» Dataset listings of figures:
···

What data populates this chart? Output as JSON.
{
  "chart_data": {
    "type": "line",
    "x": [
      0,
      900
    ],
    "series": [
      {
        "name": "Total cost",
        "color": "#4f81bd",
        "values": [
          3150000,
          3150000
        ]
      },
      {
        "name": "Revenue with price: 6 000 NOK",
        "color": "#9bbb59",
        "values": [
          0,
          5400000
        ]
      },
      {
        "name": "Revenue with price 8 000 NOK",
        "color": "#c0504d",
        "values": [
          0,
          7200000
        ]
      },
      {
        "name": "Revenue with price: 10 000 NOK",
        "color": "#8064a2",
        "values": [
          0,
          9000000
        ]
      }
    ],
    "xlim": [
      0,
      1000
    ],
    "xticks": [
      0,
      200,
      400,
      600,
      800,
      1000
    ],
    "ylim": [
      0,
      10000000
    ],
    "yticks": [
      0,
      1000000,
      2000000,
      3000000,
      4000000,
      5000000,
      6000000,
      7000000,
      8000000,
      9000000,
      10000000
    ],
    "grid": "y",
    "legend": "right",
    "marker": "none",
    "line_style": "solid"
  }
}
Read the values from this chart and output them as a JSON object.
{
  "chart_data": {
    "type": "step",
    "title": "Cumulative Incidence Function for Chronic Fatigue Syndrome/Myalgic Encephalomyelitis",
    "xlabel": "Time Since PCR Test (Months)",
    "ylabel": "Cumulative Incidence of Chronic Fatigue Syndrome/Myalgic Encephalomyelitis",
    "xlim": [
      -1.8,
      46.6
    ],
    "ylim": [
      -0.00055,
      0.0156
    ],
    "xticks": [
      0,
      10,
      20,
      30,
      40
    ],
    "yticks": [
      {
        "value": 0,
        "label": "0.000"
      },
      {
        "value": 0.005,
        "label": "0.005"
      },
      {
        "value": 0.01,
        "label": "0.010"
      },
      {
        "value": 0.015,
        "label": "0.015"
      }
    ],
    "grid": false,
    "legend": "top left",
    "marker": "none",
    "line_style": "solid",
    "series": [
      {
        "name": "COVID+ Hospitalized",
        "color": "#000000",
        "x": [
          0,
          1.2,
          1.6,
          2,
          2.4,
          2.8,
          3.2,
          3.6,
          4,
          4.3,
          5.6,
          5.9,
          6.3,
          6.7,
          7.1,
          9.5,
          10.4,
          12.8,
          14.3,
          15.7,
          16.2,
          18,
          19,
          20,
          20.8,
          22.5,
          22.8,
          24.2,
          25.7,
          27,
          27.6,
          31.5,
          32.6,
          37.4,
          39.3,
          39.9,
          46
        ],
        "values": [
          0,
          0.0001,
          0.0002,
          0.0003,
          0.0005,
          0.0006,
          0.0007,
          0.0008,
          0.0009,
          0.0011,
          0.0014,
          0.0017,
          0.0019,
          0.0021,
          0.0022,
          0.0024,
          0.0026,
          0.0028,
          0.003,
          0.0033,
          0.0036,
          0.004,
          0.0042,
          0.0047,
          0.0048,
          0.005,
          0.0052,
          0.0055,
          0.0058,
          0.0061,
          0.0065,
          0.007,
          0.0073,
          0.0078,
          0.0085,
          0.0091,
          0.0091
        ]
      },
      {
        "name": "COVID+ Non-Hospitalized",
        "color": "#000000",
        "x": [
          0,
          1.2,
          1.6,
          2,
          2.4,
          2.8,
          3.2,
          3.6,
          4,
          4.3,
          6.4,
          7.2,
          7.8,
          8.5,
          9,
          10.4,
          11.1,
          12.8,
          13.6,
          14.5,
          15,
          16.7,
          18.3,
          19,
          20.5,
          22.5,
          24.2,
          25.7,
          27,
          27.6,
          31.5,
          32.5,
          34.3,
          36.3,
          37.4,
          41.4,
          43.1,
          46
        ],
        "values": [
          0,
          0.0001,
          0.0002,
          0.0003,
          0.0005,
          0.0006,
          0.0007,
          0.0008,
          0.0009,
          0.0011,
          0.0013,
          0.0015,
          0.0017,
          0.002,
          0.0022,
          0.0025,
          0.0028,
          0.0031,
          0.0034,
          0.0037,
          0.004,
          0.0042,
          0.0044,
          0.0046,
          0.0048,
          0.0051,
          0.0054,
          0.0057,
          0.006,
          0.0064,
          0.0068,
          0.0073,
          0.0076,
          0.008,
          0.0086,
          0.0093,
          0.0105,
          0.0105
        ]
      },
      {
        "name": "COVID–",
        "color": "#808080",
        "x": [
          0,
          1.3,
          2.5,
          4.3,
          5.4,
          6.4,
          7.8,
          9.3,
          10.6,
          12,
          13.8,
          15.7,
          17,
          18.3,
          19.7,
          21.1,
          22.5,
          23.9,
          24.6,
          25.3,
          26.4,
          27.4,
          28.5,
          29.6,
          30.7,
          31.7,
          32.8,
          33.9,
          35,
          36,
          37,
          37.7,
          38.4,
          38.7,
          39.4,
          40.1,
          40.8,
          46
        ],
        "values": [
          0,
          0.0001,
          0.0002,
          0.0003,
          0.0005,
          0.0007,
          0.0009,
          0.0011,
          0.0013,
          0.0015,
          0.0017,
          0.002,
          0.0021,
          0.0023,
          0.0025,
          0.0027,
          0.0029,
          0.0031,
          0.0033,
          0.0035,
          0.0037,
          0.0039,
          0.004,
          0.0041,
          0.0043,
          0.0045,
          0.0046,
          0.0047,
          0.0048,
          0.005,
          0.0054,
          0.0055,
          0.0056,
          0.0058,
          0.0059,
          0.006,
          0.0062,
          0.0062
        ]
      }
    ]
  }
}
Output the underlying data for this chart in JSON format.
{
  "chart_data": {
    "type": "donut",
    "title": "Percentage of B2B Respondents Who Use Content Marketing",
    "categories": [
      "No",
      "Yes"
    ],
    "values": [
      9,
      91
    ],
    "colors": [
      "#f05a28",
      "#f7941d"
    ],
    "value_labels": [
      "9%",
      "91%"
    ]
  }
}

···

» Work to do:
Identify the lines of the entries containing the string "name". Copy each such line.

» Reply:
        "name": "Total cost",
        "name": "Revenue with price: 6 000 NOK",
        "name": "Revenue with price 8 000 NOK",
        "name": "Revenue with price: 10 000 NOK",
        "name": "COVID+ Hospitalized",
        "name": "COVID+ Non-Hospitalized",
        "name": "COVID–",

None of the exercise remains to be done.